TASK GOAL: In the rows below, echo every line from the line containing "device-status-label: 设备状态: (29, 376, 77, 389)" through the line containing "tab-hardware[interactable]: 硬件 (88, 27, 132, 50)", including both of those lines, without changing a character.

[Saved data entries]
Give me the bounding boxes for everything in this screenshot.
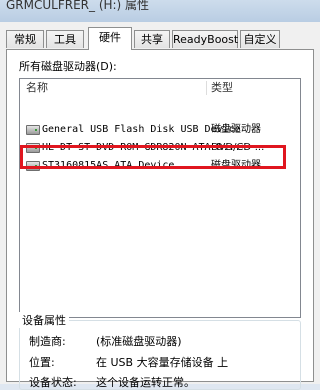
device-status-label: 设备状态: (29, 376, 77, 389)
device-properties-title: 设备属性 (19, 312, 69, 328)
window-title: GRMCULFRER_ (H:) 属性 (6, 0, 150, 12)
device-type: 磁盘驱动器 (211, 124, 261, 135)
column-header-type[interactable]: 类型 (211, 79, 233, 97)
tab-general[interactable]: 常规 (6, 30, 44, 48)
manufacturer-label: 制造商: (29, 335, 66, 348)
column-divider (206, 81, 207, 95)
properties-dialog: 常规 工具 硬件 共享 ReadyBoost 自定义 所有磁盘驱动器(D): 名… (0, 22, 320, 390)
tab-tools[interactable]: 工具 (46, 30, 84, 48)
selection-highlight-box (20, 145, 286, 169)
drive-icon (26, 125, 40, 135)
tab-sharing[interactable]: 共享 (134, 30, 170, 48)
tab-readyboost[interactable]: ReadyBoost (172, 30, 238, 48)
tab-strip: 常规 工具 硬件 共享 ReadyBoost 自定义 (6, 27, 316, 50)
list-header: 名称 类型 (20, 79, 300, 97)
tab-hardware[interactable]: 硬件 (88, 27, 132, 50)
disk-drive-list[interactable]: 名称 类型 General USB Flash Disk USB Device … (19, 78, 301, 318)
disk-drives-label: 所有磁盘驱动器(D): (19, 60, 117, 73)
device-status-value: 这个设备运转正常。 (96, 376, 195, 389)
tab-customize[interactable]: 自定义 (240, 30, 280, 48)
location-label: 位置: (29, 356, 55, 369)
location-value: 在 USB 大容量存储设备 上 (96, 356, 229, 369)
manufacturer-value: (标准磁盘驱动器) (96, 335, 182, 348)
column-header-name[interactable]: 名称 (26, 79, 48, 97)
hardware-panel: 所有磁盘驱动器(D): 名称 类型 General USB Flash Disk… (6, 49, 314, 390)
title-bar: GRMCULFRER_ (H:) 属性 (0, 0, 320, 22)
list-item[interactable]: General USB Flash Disk USB Device 磁盘驱动器 (22, 121, 298, 138)
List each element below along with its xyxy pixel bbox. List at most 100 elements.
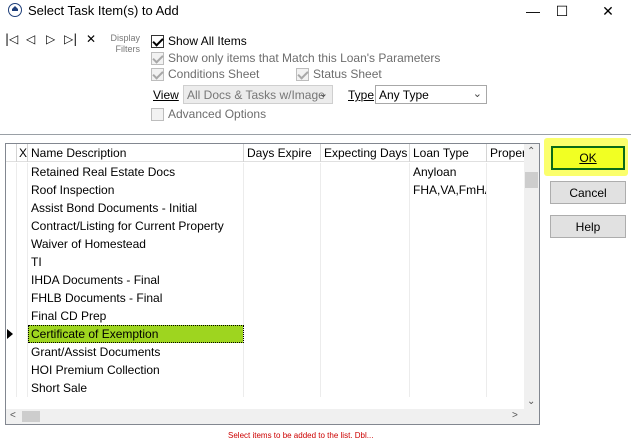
column-header-loan-type[interactable]: Loan Type: [410, 144, 487, 162]
scroll-down-icon[interactable]: ⌄: [527, 396, 535, 407]
row-indicator[interactable]: [6, 181, 17, 199]
row-expecting-days-cell[interactable]: [321, 289, 410, 307]
row-property-cell[interactable]: [487, 289, 526, 307]
table-row[interactable]: Contract/Listing for Current Property: [6, 217, 526, 235]
row-expecting-days-cell[interactable]: [321, 199, 410, 217]
row-indicator[interactable]: [6, 163, 17, 181]
row-x-cell[interactable]: [17, 289, 28, 307]
row-property-cell[interactable]: [487, 253, 526, 271]
row-days-expire-cell[interactable]: [244, 325, 321, 343]
delete-icon[interactable]: ✕: [86, 32, 96, 46]
row-name-cell[interactable]: TI: [28, 253, 244, 271]
row-property-cell[interactable]: [487, 163, 526, 181]
row-expecting-days-cell[interactable]: [321, 253, 410, 271]
row-name-cell[interactable]: Contract/Listing for Current Property: [28, 217, 244, 235]
row-x-cell[interactable]: [17, 271, 28, 289]
table-row[interactable]: Retained Real Estate Docs Anyloan: [6, 163, 526, 181]
row-indicator[interactable]: [6, 199, 17, 217]
row-days-expire-cell[interactable]: [244, 235, 321, 253]
row-loan-type-cell[interactable]: [410, 217, 487, 235]
table-row[interactable]: IHDA Documents - Final: [6, 271, 526, 289]
help-button[interactable]: Help: [550, 215, 626, 238]
row-property-cell[interactable]: [487, 379, 526, 397]
table-row[interactable]: FHLB Documents - Final: [6, 289, 526, 307]
column-header-x[interactable]: X: [17, 144, 28, 162]
row-property-cell[interactable]: [487, 271, 526, 289]
vertical-scroll-thumb[interactable]: [525, 172, 538, 188]
row-indicator[interactable]: [6, 343, 17, 361]
last-record-button[interactable]: ▷|: [64, 32, 77, 46]
row-x-cell[interactable]: [17, 379, 28, 397]
table-row[interactable]: Short Sale: [6, 379, 526, 397]
row-expecting-days-cell[interactable]: [321, 379, 410, 397]
row-days-expire-cell[interactable]: [244, 343, 321, 361]
show-all-items-checkbox[interactable]: Show All Items: [151, 34, 247, 48]
row-indicator[interactable]: [6, 235, 17, 253]
row-expecting-days-cell[interactable]: [321, 181, 410, 199]
table-row[interactable]: TI: [6, 253, 526, 271]
row-loan-type-cell[interactable]: [410, 325, 487, 343]
scroll-left-icon[interactable]: <: [10, 410, 16, 421]
row-indicator[interactable]: [6, 217, 17, 235]
row-name-cell[interactable]: Roof Inspection: [28, 181, 244, 199]
row-property-cell[interactable]: [487, 181, 526, 199]
row-indicator[interactable]: [6, 253, 17, 271]
row-name-cell[interactable]: Waiver of Homestead: [28, 235, 244, 253]
type-select[interactable]: Any Type ⌄: [375, 85, 487, 104]
row-x-cell[interactable]: [17, 325, 28, 343]
row-x-cell[interactable]: [17, 217, 28, 235]
row-loan-type-cell[interactable]: [410, 343, 487, 361]
table-row[interactable]: HOI Premium Collection: [6, 361, 526, 379]
ok-button[interactable]: OK: [551, 146, 625, 170]
row-property-cell[interactable]: [487, 199, 526, 217]
row-x-cell[interactable]: [17, 361, 28, 379]
row-days-expire-cell[interactable]: [244, 181, 321, 199]
row-loan-type-cell[interactable]: [410, 361, 487, 379]
row-loan-type-cell[interactable]: FHA,VA,FmHA: [410, 181, 487, 199]
row-days-expire-cell[interactable]: [244, 217, 321, 235]
row-indicator[interactable]: [6, 325, 17, 343]
row-indicator[interactable]: [6, 379, 17, 397]
row-days-expire-cell[interactable]: [244, 163, 321, 181]
row-days-expire-cell[interactable]: [244, 307, 321, 325]
scroll-right-icon[interactable]: >: [512, 410, 518, 421]
next-record-button[interactable]: ▷: [46, 32, 55, 46]
row-days-expire-cell[interactable]: [244, 289, 321, 307]
row-days-expire-cell[interactable]: [244, 361, 321, 379]
row-loan-type-cell[interactable]: [410, 289, 487, 307]
close-button[interactable]: ✕: [588, 0, 628, 22]
horizontal-scrollbar[interactable]: < >: [6, 409, 539, 424]
row-property-cell[interactable]: [487, 307, 526, 325]
row-days-expire-cell[interactable]: [244, 199, 321, 217]
row-x-cell[interactable]: [17, 253, 28, 271]
row-name-cell[interactable]: Grant/Assist Documents: [28, 343, 244, 361]
row-days-expire-cell[interactable]: [244, 253, 321, 271]
row-days-expire-cell[interactable]: [244, 271, 321, 289]
row-loan-type-cell[interactable]: [410, 307, 487, 325]
row-name-cell[interactable]: Assist Bond Documents - Initial: [28, 199, 244, 217]
row-expecting-days-cell[interactable]: [321, 163, 410, 181]
row-expecting-days-cell[interactable]: [321, 271, 410, 289]
row-property-cell[interactable]: [487, 217, 526, 235]
scroll-up-icon[interactable]: ⌃: [527, 146, 535, 157]
row-expecting-days-cell[interactable]: [321, 361, 410, 379]
column-header-days-expire[interactable]: Days Expire: [244, 144, 321, 162]
row-expecting-days-cell[interactable]: [321, 325, 410, 343]
row-x-cell[interactable]: [17, 307, 28, 325]
column-header-expecting-days[interactable]: Expecting Days: [321, 144, 410, 162]
row-x-cell[interactable]: [17, 199, 28, 217]
row-indicator[interactable]: [6, 289, 17, 307]
table-row[interactable]: Certificate of Exemption: [6, 325, 526, 343]
row-indicator[interactable]: [6, 307, 17, 325]
row-name-cell[interactable]: Certificate of Exemption: [28, 325, 244, 343]
table-row[interactable]: Roof Inspection FHA,VA,FmHA: [6, 181, 526, 199]
row-name-cell[interactable]: FHLB Documents - Final: [28, 289, 244, 307]
cancel-button[interactable]: Cancel: [550, 181, 626, 204]
row-name-cell[interactable]: Final CD Prep: [28, 307, 244, 325]
row-loan-type-cell[interactable]: [410, 199, 487, 217]
vertical-scrollbar[interactable]: ⌃ ⌄: [524, 144, 539, 409]
row-x-cell[interactable]: [17, 181, 28, 199]
column-header-property[interactable]: Proper: [487, 144, 526, 162]
task-items-grid[interactable]: X Name Description Days Expire Expecting…: [5, 143, 540, 425]
row-loan-type-cell[interactable]: [410, 235, 487, 253]
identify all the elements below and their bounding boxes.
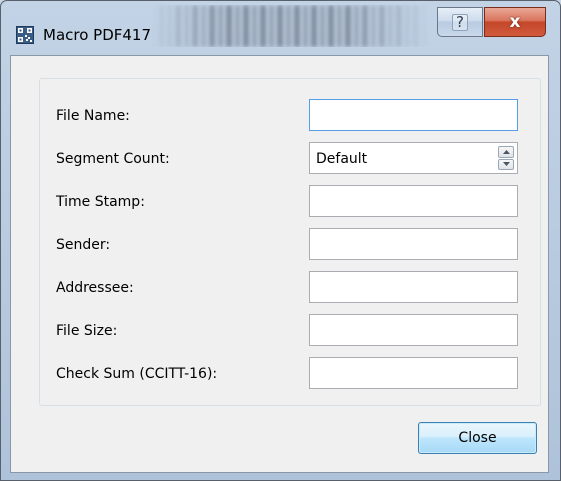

EXERCISE RESULT:
device-status-label: 设备状态: (29, 376, 77, 389)
device-properties-title: 设备属性 (19, 312, 69, 328)
window-title: GRMCULFRER_ (H:) 属性 (6, 0, 150, 12)
device-type: 磁盘驱动器 (211, 124, 261, 135)
column-header-type[interactable]: 类型 (211, 79, 233, 97)
tab-general[interactable]: 常规 (6, 30, 44, 48)
manufacturer-label: 制造商: (29, 335, 66, 348)
column-divider (206, 81, 207, 95)
properties-dialog: 常规 工具 硬件 共享 ReadyBoost 自定义 所有磁盘驱动器(D): 名… (0, 22, 320, 390)
tab-tools[interactable]: 工具 (46, 30, 84, 48)
selection-highlight-box (20, 145, 286, 169)
drive-icon (26, 125, 40, 135)
tab-sharing[interactable]: 共享 (134, 30, 170, 48)
tab-readyboost[interactable]: ReadyBoost (172, 30, 238, 48)
tab-strip: 常规 工具 硬件 共享 ReadyBoost 自定义 (6, 27, 316, 50)
list-header: 名称 类型 (20, 79, 300, 97)
tab-hardware[interactable]: 硬件 (88, 27, 132, 50)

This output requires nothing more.